• _Listing_:
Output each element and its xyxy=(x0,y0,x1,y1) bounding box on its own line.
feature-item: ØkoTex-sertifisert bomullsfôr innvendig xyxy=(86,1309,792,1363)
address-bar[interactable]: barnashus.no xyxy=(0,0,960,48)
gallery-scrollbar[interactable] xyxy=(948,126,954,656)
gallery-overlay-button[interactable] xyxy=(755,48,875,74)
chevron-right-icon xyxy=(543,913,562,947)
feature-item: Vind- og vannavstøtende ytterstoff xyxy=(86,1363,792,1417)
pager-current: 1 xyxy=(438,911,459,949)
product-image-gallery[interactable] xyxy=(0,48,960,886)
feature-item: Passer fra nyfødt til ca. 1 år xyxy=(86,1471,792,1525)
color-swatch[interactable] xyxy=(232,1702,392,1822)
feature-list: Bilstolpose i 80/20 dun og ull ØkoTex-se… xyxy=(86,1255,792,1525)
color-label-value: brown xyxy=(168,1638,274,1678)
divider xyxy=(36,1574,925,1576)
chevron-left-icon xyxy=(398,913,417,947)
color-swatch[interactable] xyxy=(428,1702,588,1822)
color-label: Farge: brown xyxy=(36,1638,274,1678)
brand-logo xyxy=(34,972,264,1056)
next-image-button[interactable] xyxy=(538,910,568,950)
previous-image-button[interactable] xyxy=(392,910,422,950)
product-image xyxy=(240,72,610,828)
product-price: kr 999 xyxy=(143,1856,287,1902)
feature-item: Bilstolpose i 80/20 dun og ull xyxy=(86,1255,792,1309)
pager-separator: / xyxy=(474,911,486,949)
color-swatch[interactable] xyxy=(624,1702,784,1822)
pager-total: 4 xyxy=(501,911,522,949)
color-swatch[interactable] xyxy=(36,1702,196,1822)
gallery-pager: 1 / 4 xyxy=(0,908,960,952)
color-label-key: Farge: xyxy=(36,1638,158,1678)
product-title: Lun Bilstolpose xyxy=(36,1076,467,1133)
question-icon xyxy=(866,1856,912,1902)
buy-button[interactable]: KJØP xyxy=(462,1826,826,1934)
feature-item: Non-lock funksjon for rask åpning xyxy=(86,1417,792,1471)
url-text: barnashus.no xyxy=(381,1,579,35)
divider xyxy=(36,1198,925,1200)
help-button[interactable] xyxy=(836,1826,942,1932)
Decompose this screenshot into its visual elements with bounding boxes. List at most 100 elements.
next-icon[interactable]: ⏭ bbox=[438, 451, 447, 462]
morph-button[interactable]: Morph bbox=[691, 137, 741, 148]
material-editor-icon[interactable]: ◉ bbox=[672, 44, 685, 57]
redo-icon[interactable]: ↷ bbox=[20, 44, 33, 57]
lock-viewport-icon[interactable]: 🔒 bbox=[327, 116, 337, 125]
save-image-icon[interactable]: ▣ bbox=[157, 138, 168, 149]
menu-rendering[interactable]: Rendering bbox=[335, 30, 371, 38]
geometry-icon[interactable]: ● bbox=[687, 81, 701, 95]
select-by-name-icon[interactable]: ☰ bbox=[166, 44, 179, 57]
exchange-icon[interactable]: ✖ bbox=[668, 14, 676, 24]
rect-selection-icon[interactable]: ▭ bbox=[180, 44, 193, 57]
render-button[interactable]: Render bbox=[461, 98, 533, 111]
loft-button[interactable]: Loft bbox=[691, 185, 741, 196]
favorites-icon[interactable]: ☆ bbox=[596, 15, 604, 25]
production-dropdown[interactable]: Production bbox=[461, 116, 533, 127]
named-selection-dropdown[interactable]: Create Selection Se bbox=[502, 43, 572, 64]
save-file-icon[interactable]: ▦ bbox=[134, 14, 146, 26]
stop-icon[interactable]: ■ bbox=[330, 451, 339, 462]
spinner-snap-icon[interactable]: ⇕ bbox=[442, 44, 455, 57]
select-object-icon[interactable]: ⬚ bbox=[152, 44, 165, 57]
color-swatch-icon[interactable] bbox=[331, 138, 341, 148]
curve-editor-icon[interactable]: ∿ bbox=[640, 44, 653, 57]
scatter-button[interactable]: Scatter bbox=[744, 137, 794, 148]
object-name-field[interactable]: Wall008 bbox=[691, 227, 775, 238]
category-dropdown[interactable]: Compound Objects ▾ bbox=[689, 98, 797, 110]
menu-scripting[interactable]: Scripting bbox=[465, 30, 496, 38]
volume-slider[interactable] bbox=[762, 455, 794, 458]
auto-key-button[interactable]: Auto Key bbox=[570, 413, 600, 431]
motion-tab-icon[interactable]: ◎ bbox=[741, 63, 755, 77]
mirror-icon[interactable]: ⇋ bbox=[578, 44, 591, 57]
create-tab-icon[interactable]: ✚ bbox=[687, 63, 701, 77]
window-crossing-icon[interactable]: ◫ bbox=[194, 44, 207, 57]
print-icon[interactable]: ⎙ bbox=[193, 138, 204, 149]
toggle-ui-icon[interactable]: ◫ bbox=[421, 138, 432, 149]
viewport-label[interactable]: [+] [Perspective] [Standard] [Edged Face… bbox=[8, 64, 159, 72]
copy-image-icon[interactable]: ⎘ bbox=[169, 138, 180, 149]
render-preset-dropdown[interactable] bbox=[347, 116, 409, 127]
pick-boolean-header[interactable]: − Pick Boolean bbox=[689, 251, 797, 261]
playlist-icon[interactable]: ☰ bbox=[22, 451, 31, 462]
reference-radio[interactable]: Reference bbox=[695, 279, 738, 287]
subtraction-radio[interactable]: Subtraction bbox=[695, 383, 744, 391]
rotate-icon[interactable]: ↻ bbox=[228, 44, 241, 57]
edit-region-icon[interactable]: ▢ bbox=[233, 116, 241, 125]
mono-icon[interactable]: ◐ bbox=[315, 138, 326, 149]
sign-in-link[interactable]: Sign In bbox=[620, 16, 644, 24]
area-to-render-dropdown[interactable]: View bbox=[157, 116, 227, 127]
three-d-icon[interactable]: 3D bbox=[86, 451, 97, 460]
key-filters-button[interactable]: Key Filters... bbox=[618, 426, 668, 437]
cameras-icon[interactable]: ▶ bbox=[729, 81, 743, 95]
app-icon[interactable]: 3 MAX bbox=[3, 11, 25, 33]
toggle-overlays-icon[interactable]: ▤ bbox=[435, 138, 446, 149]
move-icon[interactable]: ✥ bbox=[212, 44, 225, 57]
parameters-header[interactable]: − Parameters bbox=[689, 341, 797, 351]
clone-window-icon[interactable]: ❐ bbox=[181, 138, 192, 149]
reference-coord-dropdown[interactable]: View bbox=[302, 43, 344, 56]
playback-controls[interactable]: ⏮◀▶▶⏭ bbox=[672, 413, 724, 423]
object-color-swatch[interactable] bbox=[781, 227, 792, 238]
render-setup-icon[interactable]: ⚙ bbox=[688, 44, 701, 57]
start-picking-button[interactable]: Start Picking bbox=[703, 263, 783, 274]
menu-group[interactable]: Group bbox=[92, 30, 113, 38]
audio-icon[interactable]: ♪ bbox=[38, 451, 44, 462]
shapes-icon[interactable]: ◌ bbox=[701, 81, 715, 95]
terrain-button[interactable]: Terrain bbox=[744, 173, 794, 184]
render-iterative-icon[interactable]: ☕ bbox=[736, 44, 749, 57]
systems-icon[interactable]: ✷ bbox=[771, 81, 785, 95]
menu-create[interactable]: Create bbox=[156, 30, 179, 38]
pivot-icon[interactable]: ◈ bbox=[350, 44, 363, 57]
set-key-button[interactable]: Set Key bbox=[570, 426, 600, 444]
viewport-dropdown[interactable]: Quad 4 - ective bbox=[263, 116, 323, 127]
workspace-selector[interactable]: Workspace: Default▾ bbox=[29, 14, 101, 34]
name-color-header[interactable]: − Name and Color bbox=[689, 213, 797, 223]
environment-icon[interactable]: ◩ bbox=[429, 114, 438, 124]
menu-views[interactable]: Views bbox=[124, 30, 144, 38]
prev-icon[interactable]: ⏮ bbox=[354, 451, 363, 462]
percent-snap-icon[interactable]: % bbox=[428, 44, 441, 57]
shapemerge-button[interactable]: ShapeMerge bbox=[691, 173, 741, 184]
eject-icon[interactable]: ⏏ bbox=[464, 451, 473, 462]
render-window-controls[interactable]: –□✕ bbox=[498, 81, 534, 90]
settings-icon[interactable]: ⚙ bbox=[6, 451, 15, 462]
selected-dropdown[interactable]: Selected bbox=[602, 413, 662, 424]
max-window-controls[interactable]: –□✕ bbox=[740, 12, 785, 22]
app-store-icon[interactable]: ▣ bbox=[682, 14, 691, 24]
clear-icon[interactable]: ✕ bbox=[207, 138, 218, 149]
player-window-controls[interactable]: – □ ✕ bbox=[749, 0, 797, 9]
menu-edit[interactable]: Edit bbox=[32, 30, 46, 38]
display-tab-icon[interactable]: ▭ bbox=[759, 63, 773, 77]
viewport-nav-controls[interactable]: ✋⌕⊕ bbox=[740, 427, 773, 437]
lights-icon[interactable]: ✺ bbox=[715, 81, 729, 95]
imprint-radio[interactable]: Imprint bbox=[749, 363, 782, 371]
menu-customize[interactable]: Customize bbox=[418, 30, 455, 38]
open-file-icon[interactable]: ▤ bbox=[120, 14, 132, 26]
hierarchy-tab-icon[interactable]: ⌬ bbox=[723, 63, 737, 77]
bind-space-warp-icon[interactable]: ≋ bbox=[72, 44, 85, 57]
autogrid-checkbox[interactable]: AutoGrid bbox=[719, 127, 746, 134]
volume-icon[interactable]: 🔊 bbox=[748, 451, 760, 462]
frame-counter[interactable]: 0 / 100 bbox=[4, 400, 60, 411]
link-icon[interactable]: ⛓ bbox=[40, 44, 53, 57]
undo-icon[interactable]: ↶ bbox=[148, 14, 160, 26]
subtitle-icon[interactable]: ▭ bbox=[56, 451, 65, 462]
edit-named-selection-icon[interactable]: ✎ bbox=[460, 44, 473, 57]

• _Stated problem_:
Print the lines from the first one above through the line containing "gallery-scrollbar[interactable] xyxy=(948,126,954,656)", both included, reproducing each one exactly.

• _Answer to this exercise_:
Output each element and its xyxy=(x0,y0,x1,y1) bounding box on its own line.
feature-item: ØkoTex-sertifisert bomullsfôr innvendig xyxy=(86,1309,792,1363)
address-bar[interactable]: barnashus.no xyxy=(0,0,960,48)
gallery-scrollbar[interactable] xyxy=(948,126,954,656)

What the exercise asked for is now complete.